_Required task:_
Omit every picture, then give all the entries again exactly.

_Given entries:_
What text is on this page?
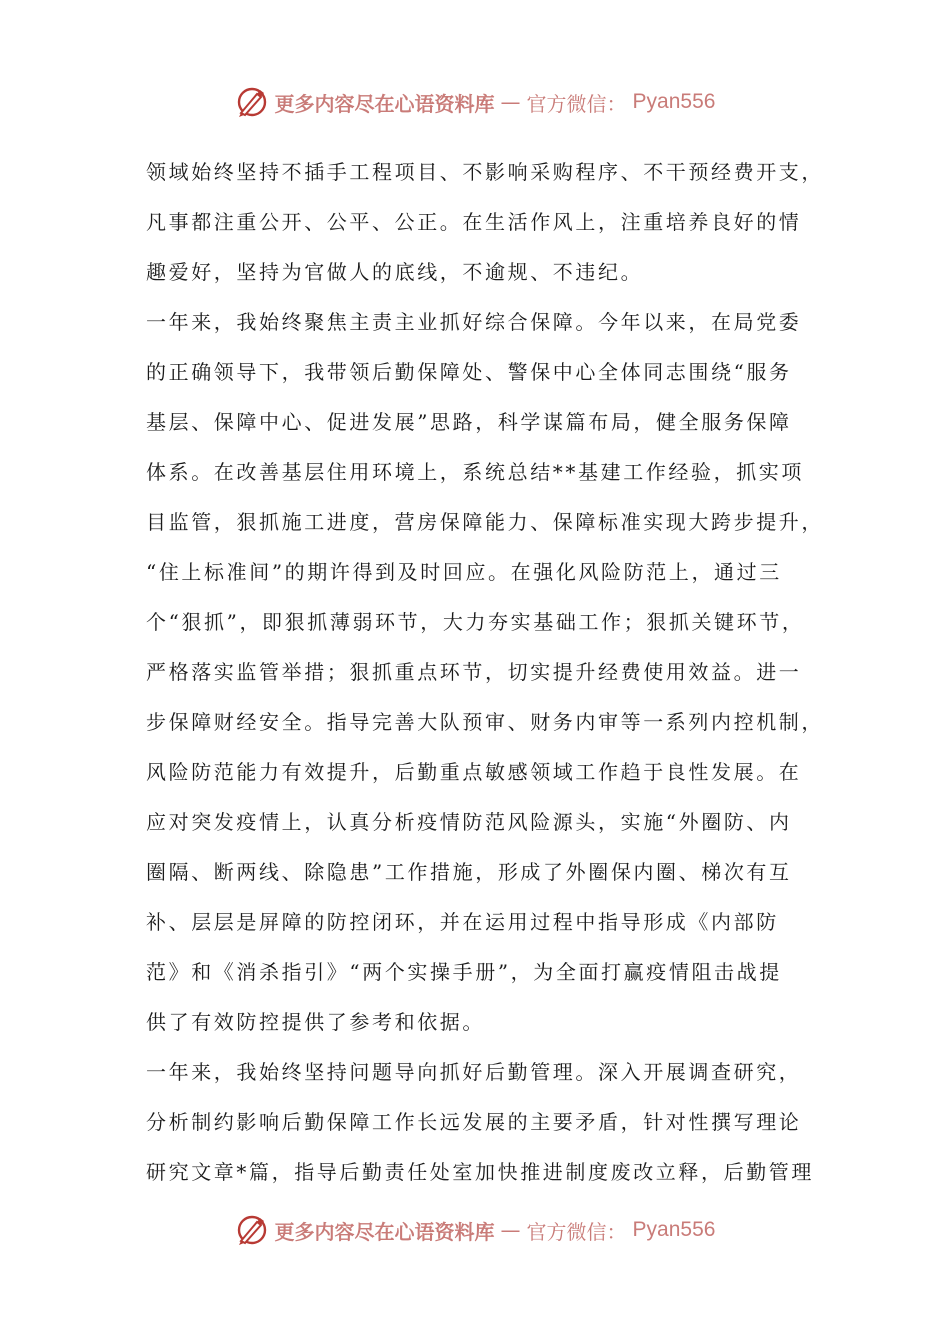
更多内容尽在心语资料库 — 官方微信： Pyan556
领域始终坚持不插手工程项目、不影响采购程序、不干预经费开支，
凡事都注重公开、公平、公正。在生活作风上，注重培养良好的情
趣爱好，坚持为官做人的底线，不逾规、不违纪。
一年来，我始终聚焦主责主业抓好综合保障。今年以来，在局党委
的正确领导下，我带领后勤保障处、警保中心全体同志围绕“服务
基层、保障中心、促进发展”思路，科学谋篇布局，健全服务保障
体系。在改善基层住用环境上，系统总结**基建工作经验，抓实项
目监管，狠抓施工进度，营房保障能力、保障标准实现大跨步提升，
“住上标准间”的期许得到及时回应。在强化风险防范上，通过三
个“狠抓”，即狠抓薄弱环节，大力夯实基础工作；狠抓关键环节，
严格落实监管举措；狠抓重点环节，切实提升经费使用效益。进一
步保障财经安全。指导完善大队预审、财务内审等一系列内控机制，
风险防范能力有效提升，后勤重点敏感领域工作趋于良性发展。在
应对突发疫情上，认真分析疫情防范风险源头，实施“外圈防、内
圈隔、断两线、除隐患”工作措施，形成了外圈保内圈、梯次有互
补、层层是屏障的防控闭环，并在运用过程中指导形成《内部防
范》和《消杀指引》“两个实操手册”，为全面打赢疫情阻击战提
供了有效防控提供了参考和依据。
一年来，我始终坚持问题导向抓好后勤管理。深入开展调查研究，
分析制约影响后勤保障工作长远发展的主要矛盾，针对性撰写理论
研究文章*篇，指导后勤责任处室加快推进制度废改立释，后勤管理
更多内容尽在心语资料库 — 官方微信： Pyan556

_Solution:_
What text is on this page?
更多内容尽在心语资料库 — 官方微信： Pyan556
领域始终坚持不插手工程项目、不影响采购程序、不干预经费开支，
凡事都注重公开、公平、公正。在生活作风上，注重培养良好的情
趣爱好，坚持为官做人的底线，不逾规、不违纪。
一年来，我始终聚焦主责主业抓好综合保障。今年以来，在局党委
的正确领导下，我带领后勤保障处、警保中心全体同志围绕“服务
基层、保障中心、促进发展”思路，科学谋篇布局，健全服务保障
体系。在改善基层住用环境上，系统总结**基建工作经验，抓实项
目监管，狠抓施工进度，营房保障能力、保障标准实现大跨步提升，
“住上标准间”的期许得到及时回应。在强化风险防范上，通过三
个“狠抓”，即狠抓薄弱环节，大力夯实基础工作；狠抓关键环节，
严格落实监管举措；狠抓重点环节，切实提升经费使用效益。进一
步保障财经安全。指导完善大队预审、财务内审等一系列内控机制，
风险防范能力有效提升，后勤重点敏感领域工作趋于良性发展。在
应对突发疫情上，认真分析疫情防范风险源头，实施“外圈防、内
圈隔、断两线、除隐患”工作措施，形成了外圈保内圈、梯次有互
补、层层是屏障的防控闭环，并在运用过程中指导形成《内部防
范》和《消杀指引》“两个实操手册”，为全面打赢疫情阻击战提
供了有效防控提供了参考和依据。
一年来，我始终坚持问题导向抓好后勤管理。深入开展调查研究，
分析制约影响后勤保障工作长远发展的主要矛盾，针对性撰写理论
研究文章*篇，指导后勤责任处室加快推进制度废改立释，后勤管理
更多内容尽在心语资料库 — 官方微信： Pyan556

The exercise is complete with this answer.